— Short task —
Rewrite the records below as a JSON list of strings, one string per line, leaving out blank lines.

— Data shown —

——

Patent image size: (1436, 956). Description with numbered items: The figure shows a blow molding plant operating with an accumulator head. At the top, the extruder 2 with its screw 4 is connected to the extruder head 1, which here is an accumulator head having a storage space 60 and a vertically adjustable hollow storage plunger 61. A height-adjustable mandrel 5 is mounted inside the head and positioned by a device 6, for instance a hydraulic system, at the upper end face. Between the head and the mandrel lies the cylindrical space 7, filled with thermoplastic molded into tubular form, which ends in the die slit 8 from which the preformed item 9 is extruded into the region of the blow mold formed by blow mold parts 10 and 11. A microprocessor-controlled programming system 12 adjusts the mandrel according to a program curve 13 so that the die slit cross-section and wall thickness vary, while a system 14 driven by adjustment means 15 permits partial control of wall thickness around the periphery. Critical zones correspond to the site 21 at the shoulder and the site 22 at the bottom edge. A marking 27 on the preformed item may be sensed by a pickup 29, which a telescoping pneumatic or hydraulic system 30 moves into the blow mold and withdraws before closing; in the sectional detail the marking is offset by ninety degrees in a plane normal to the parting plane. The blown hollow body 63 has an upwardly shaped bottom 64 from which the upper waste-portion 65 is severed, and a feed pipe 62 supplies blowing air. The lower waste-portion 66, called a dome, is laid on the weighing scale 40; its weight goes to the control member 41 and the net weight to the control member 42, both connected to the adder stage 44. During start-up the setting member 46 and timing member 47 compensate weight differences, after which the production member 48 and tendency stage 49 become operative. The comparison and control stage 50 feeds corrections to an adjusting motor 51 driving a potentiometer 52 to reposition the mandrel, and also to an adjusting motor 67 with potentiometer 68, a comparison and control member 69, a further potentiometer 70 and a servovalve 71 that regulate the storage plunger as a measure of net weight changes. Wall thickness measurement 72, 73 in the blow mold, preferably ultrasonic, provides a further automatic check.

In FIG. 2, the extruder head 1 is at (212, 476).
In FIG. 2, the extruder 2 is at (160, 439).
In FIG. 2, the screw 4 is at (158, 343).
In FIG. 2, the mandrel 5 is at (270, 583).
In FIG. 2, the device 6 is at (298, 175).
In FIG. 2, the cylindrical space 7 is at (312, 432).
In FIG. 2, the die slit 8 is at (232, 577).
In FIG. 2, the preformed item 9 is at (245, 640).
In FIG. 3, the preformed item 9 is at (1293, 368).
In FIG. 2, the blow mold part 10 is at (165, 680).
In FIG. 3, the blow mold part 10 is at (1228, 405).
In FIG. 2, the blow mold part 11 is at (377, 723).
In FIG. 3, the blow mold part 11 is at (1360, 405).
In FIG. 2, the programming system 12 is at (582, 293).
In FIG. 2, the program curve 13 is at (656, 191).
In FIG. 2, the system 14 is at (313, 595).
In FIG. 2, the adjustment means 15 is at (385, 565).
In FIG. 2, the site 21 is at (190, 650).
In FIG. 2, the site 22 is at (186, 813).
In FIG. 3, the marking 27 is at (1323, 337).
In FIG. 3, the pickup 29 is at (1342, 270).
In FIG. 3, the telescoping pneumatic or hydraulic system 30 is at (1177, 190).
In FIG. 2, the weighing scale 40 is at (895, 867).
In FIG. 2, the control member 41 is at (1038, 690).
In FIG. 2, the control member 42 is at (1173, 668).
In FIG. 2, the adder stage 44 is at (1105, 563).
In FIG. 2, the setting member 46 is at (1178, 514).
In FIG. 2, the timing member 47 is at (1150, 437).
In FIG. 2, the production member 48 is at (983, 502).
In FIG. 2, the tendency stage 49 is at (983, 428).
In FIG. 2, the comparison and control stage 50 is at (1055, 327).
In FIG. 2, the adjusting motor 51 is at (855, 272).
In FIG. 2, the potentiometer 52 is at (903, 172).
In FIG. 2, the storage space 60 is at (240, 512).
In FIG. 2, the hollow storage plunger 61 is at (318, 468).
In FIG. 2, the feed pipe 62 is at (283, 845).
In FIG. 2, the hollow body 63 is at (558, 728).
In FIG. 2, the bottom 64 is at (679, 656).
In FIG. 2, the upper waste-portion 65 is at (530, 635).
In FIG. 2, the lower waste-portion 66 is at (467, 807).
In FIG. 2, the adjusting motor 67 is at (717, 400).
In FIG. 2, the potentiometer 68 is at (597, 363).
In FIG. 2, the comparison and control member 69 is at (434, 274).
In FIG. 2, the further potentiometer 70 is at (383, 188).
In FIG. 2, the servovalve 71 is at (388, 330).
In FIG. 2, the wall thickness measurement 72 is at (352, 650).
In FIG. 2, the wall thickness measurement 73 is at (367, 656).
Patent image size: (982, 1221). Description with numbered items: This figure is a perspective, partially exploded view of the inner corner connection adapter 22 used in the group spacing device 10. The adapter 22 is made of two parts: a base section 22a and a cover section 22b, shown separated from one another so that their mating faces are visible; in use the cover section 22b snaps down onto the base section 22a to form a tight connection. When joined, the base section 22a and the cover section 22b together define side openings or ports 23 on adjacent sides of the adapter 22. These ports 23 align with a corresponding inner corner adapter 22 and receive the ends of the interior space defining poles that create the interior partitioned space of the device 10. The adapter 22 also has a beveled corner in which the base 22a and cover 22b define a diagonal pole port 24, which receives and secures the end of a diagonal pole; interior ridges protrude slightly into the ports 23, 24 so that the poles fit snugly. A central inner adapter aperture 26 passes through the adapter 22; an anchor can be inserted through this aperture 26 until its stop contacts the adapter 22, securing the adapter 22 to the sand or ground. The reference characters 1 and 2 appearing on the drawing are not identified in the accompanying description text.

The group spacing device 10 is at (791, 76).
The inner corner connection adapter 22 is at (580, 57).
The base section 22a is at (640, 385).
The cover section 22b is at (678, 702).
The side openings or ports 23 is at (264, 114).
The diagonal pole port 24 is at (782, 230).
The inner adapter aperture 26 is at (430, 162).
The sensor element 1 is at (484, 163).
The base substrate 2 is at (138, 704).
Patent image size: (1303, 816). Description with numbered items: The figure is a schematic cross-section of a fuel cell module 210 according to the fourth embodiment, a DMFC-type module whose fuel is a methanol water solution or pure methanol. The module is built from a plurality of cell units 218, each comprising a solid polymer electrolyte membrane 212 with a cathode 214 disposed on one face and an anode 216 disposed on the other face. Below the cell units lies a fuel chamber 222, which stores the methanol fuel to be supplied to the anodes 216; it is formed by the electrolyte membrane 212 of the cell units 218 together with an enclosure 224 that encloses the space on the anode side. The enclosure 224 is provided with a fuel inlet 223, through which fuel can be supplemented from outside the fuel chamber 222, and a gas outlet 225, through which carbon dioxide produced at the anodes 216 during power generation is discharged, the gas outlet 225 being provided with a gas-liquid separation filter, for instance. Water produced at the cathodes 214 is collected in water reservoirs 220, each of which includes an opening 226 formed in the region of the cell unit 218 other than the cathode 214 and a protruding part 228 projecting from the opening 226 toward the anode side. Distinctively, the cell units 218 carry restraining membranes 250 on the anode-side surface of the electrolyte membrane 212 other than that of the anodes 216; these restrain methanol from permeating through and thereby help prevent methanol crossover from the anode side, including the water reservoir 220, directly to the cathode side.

——

— Output of the task —
[
  "Patent image size: (1436, 956). Description with numbered items: The figure shows a blow molding plant operating with an accumulator head. At the top, the extruder 2 with its screw 4 is connected to the extruder head 1, which here is an accumulator head having a storage space 60 and a vertically adjustable hollow storage plunger 61. A height-adjustable mandrel 5 is mounted inside the head and positioned by a device 6, for instance a hydraulic system, at the upper end face. Between the head and the mandrel lies the cylindrical space 7, filled with thermoplastic molded into tubular form, which ends in the die slit 8 from which the preformed item 9 is extruded into the region of the blow mold formed by blow mold parts 10 and 11. A microprocessor-controlled programming system 12 adjusts the mandrel according to a program curve 13 so that the die slit cross-section and wall thickness vary, while a system 14 driven by adjustment means 15 permits partial control of wall thickness around the periphery. Critical zones correspond to the site 21 at the shoulder and the site 22 at the bottom edge. A marking 27 on the preformed item may be sensed by a pickup 29, which a telescoping pneumatic or hydraulic system 30 moves into the blow mold and withdraws before closing; in the sectional detail the marking is offset by ninety degrees in a plane normal to the parting plane. The blown hollow body 63 has an upwardly shaped bottom 64 from which the upper waste-portion 65 is severed, and a feed pipe 62 supplies blowing air. The lower waste-portion 66, called a dome, is laid on the weighing scale 40; its weight goes to the control member 41 and the net weight to the control member 42, both connected to the adder stage 44. During start-up the setting member 46 and timing member 47 compensate weight differences, after which the production member 48 and tendency stage 49 become operative. The comparison and control stage 50 feeds corrections to an adjusting motor 51 driving a potentiometer 52 to reposition the mandrel, and also to an adjusting motor 67 with potentiometer 68, a comparison and control member 69, a further potentiometer 70 and a servovalve 71 that regulate the storage plunger as a measure of net weight changes. Wall thickness measurement 72, 73 in the blow mold, preferably ultrasonic, provides a further automatic check.",
  "In FIG. 2, the extruder head 1 is at (212, 476).",
  "In FIG. 2, the extruder 2 is at (160, 439).",
  "In FIG. 2, the screw 4 is at (158, 343).",
  "In FIG. 2, the mandrel 5 is at (270, 583).",
  "In FIG. 2, the device 6 is at (298, 175).",
  "In FIG. 2, the cylindrical space 7 is at (312, 432).",
  "In FIG. 2, the die slit 8 is at (232, 577).",
  "In FIG. 2, the preformed item 9 is at (245, 640).",
  "In FIG. 3, the preformed item 9 is at (1293, 368).",
  "In FIG. 2, the blow mold part 10 is at (165, 680).",
  "In FIG. 3, the blow mold part 10 is at (1228, 405).",
  "In FIG. 2, the blow mold part 11 is at (377, 723).",
  "In FIG. 3, the blow mold part 11 is at (1360, 405).",
  "In FIG. 2, the programming system 12 is at (582, 293).",
  "In FIG. 2, the program curve 13 is at (656, 191).",
  "In FIG. 2, the system 14 is at (313, 595).",
  "In FIG. 2, the adjustment means 15 is at (385, 565).",
  "In FIG. 2, the site 21 is at (190, 650).",
  "In FIG. 2, the site 22 is at (186, 813).",
  "In FIG. 3, the marking 27 is at (1323, 337).",
  "In FIG. 3, the pickup 29 is at (1342, 270).",
  "In FIG. 3, the telescoping pneumatic or hydraulic system 30 is at (1177, 190).",
  "In FIG. 2, the weighing scale 40 is at (895, 867).",
  "In FIG. 2, the control member 41 is at (1038, 690).",
  "In FIG. 2, the control member 42 is at (1173, 668).",
  "In FIG. 2, the adder stage 44 is at (1105, 563).",
  "In FIG. 2, the setting member 46 is at (1178, 514).",
  "In FIG. 2, the timing member 47 is at (1150, 437).",
  "In FIG. 2, the production member 48 is at (983, 502).",
  "In FIG. 2, the tendency stage 49 is at (983, 428).",
  "In FIG. 2, the comparison and control stage 50 is at (1055, 327).",
  "In FIG. 2, the adjusting motor 51 is at (855, 272).",
  "In FIG. 2, the potentiometer 52 is at (903, 172).",
  "In FIG. 2, the storage space 60 is at (240, 512).",
  "In FIG. 2, the hollow storage plunger 61 is at (318, 468).",
  "In FIG. 2, the feed pipe 62 is at (283, 845).",
  "In FIG. 2, the hollow body 63 is at (558, 728).",
  "In FIG. 2, the bottom 64 is at (679, 656).",
  "In FIG. 2, the upper waste-portion 65 is at (530, 635).",
  "In FIG. 2, the lower waste-portion 66 is at (467, 807).",
  "In FIG. 2, the adjusting motor 67 is at (717, 400).",
  "In FIG. 2, the potentiometer 68 is at (597, 363).",
  "In FIG. 2, the comparison and control member 69 is at (434, 274).",
  "In FIG. 2, the further potentiometer 70 is at (383, 188).",
  "In FIG. 2, the servovalve 71 is at (388, 330).",
  "In FIG. 2, the wall thickness measurement 72 is at (352, 650).",
  "In FIG. 2, the wall thickness measurement 73 is at (367, 656).",
  "Patent image size: (982, 1221). Description with numbered items: This figure is a perspective, partially exploded view of the inner corner connection adapter 22 used in the group spacing device 10. The adapter 22 is made of two parts: a base section 22a and a cover section 22b, shown separated from one another so that their mating faces are visible; in use the cover section 22b snaps down onto the base section 22a to form a tight connection. When joined, the base section 22a and the cover section 22b together define side openings or ports 23 on adjacent sides of the adapter 22. These ports 23 align with a corresponding inner corner adapter 22 and receive the ends of the interior space defining poles that create the interior partitioned space of the device 10. The adapter 22 also has a beveled corner in which the base 22a and cover 22b define a diagonal pole port 24, which receives and secures the end of a diagonal pole; interior ridges protrude slightly into the ports 23, 24 so that the poles fit snugly. A central inner adapter aperture 26 passes through the adapter 22; an anchor can be inserted through this aperture 26 until its stop contacts the adapter 22, securing the adapter 22 to the sand or ground. The reference characters 1 and 2 appearing on the drawing are not identified in the accompanying description text.",
  "The group spacing device 10 is at (791, 76).",
  "The inner corner connection adapter 22 is at (580, 57).",
  "The base section 22a is at (640, 385).",
  "The cover section 22b is at (678, 702).",
  "The side openings or ports 23 is at (264, 114).",
  "The diagonal pole port 24 is at (782, 230).",
  "The inner adapter aperture 26 is at (430, 162).",
  "The sensor element 1 is at (484, 163).",
  "The base substrate 2 is at (138, 704).",
  "Patent image size: (1303, 816). Description with numbered items: The figure is a schematic cross-section of a fuel cell module 210 according to the fourth embodiment, a DMFC-type module whose fuel is a methanol water solution or pure methanol. The module is built from a plurality of cell units 218, each comprising a solid polymer electrolyte membrane 212 with a cathode 214 disposed on one face and an anode 216 disposed on the other face. Below the cell units lies a fuel chamber 222, which stores the methanol fuel to be supplied to the anodes 216; it is formed by the electrolyte membrane 212 of the cell units 218 together with an enclosure 224 that encloses the space on the anode side. The enclosure 224 is provided with a fuel inlet 223, through which fuel can be supplemented from outside the fuel chamber 222, and a gas outlet 225, through which carbon dioxide produced at the anodes 216 during power generation is discharged, the gas outlet 225 being provided with a gas-liquid separation filter, for instance. Water produced at the cathodes 214 is collected in water reservoirs 220, each of which includes an opening 226 formed in the region of the cell unit 218 other than the cathode 214 and a protruding part 228 projecting from the opening 226 toward the anode side. Distinctively, the cell units 218 carry restraining membranes 250 on the anode-side surface of the electrolyte membrane 212 other than that of the anodes 216; these restrain methanol from permeating through and thereby help prevent methanol crossover from the anode side, including the water reservoir 220, directly to the cathode side."
]